## Task material:

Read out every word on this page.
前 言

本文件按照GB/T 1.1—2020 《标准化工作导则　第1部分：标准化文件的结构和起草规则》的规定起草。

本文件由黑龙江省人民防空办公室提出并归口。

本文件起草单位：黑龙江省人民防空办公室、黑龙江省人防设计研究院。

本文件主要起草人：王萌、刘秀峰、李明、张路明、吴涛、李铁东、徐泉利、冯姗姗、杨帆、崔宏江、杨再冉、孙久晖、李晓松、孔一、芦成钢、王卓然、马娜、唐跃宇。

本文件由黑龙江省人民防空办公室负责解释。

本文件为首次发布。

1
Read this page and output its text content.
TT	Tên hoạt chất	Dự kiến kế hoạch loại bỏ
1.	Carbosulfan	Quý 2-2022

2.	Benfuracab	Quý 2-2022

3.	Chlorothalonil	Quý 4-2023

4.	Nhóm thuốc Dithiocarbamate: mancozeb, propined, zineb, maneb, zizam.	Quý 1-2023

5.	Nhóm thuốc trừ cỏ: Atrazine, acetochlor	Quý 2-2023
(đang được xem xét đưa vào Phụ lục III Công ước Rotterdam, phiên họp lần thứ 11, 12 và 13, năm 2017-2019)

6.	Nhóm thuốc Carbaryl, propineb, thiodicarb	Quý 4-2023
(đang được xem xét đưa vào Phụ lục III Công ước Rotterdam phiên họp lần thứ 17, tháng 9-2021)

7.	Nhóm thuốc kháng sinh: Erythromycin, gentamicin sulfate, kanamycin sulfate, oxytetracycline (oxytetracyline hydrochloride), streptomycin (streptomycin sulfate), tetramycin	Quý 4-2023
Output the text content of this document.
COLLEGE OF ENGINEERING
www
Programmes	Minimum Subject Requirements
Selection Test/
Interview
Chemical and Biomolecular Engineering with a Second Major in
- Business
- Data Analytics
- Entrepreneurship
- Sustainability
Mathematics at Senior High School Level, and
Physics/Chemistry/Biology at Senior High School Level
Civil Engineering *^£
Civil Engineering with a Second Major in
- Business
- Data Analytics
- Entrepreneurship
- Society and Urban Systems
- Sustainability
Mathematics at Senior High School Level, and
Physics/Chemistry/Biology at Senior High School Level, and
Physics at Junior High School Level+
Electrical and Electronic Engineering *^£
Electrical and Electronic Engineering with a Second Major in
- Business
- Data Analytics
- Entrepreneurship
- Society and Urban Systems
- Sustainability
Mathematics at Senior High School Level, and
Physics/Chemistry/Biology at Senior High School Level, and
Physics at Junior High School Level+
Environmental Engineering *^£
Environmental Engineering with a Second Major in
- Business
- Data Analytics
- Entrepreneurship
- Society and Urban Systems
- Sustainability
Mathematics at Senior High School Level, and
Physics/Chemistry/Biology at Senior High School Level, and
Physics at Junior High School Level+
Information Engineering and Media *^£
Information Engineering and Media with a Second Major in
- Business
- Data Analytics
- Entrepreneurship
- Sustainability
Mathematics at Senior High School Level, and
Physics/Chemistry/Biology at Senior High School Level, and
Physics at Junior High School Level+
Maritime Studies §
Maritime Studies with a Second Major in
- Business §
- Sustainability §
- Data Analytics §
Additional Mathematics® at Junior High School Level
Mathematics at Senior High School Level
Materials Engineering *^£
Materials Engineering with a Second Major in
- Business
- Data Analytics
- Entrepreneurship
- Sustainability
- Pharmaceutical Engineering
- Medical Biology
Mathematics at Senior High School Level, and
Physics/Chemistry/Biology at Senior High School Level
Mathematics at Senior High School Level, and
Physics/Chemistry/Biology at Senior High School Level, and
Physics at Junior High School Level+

## Exercise brief:
Print the material verbatim, all of it.

## Result:
Read out every word on this page.
前 言

本文件按照GB/T 1.1—2020 《标准化工作导则　第1部分：标准化文件的结构和起草规则》的规定起草。

本文件由黑龙江省人民防空办公室提出并归口。

本文件起草单位：黑龙江省人民防空办公室、黑龙江省人防设计研究院。

本文件主要起草人：王萌、刘秀峰、李明、张路明、吴涛、李铁东、徐泉利、冯姗姗、杨帆、崔宏江、杨再冉、孙久晖、李晓松、孔一、芦成钢、王卓然、马娜、唐跃宇。

本文件由黑龙江省人民防空办公室负责解释。

本文件为首次发布。

1
Read this page and output its text content.
TT	Tên hoạt chất	Dự kiến kế hoạch loại bỏ
1.	Carbosulfan	Quý 2-2022

2.	Benfuracab	Quý 2-2022

3.	Chlorothalonil	Quý 4-2023

4.	Nhóm thuốc Dithiocarbamate: mancozeb, propined, zineb, maneb, zizam.	Quý 1-2023

5.	Nhóm thuốc trừ cỏ: Atrazine, acetochlor	Quý 2-2023
(đang được xem xét đưa vào Phụ lục III Công ước Rotterdam, phiên họp lần thứ 11, 12 và 13, năm 2017-2019)

6.	Nhóm thuốc Carbaryl, propineb, thiodicarb	Quý 4-2023
(đang được xem xét đưa vào Phụ lục III Công ước Rotterdam phiên họp lần thứ 17, tháng 9-2021)

7.	Nhóm thuốc kháng sinh: Erythromycin, gentamicin sulfate, kanamycin sulfate, oxytetracycline (oxytetracyline hydrochloride), streptomycin (streptomycin sulfate), tetramycin	Quý 4-2023
Output the text content of this document.
COLLEGE OF ENGINEERING
www
Programmes	Minimum Subject Requirements
Selection Test/
Interview
Chemical and Biomolecular Engineering with a Second Major in
- Business
- Data Analytics
- Entrepreneurship
- Sustainability
Mathematics at Senior High School Level, and
Physics/Chemistry/Biology at Senior High School Level
Civil Engineering *^£
Civil Engineering with a Second Major in
- Business
- Data Analytics
- Entrepreneurship
- Society and Urban Systems
- Sustainability
Mathematics at Senior High School Level, and
Physics/Chemistry/Biology at Senior High School Level, and
Physics at Junior High School Level+
Electrical and Electronic Engineering *^£
Electrical and Electronic Engineering with a Second Major in
- Business
- Data Analytics
- Entrepreneurship
- Society and Urban Systems
- Sustainability
Mathematics at Senior High School Level, and
Physics/Chemistry/Biology at Senior High School Level, and
Physics at Junior High School Level+
Environmental Engineering *^£
Environmental Engineering with a Second Major in
- Business
- Data Analytics
- Entrepreneurship
- Society and Urban Systems
- Sustainability
Mathematics at Senior High School Level, and
Physics/Chemistry/Biology at Senior High School Level, and
Physics at Junior High School Level+
Information Engineering and Media *^£
Information Engineering and Media with a Second Major in
- Business
- Data Analytics
- Entrepreneurship
- Sustainability
Mathematics at Senior High School Level, and
Physics/Chemistry/Biology at Senior High School Level, and
Physics at Junior High School Level+
Maritime Studies §
Maritime Studies with a Second Major in
- Business §
- Sustainability §
- Data Analytics §
Additional Mathematics® at Junior High School Level
Mathematics at Senior High School Level
Materials Engineering *^£
Materials Engineering with a Second Major in
- Business
- Data Analytics
- Entrepreneurship
- Sustainability
- Pharmaceutical Engineering
- Medical Biology
Mathematics at Senior High School Level, and
Physics/Chemistry/Biology at Senior High School Level
Mathematics at Senior High School Level, and
Physics/Chemistry/Biology at Senior High School Level, and
Physics at Junior High School Level+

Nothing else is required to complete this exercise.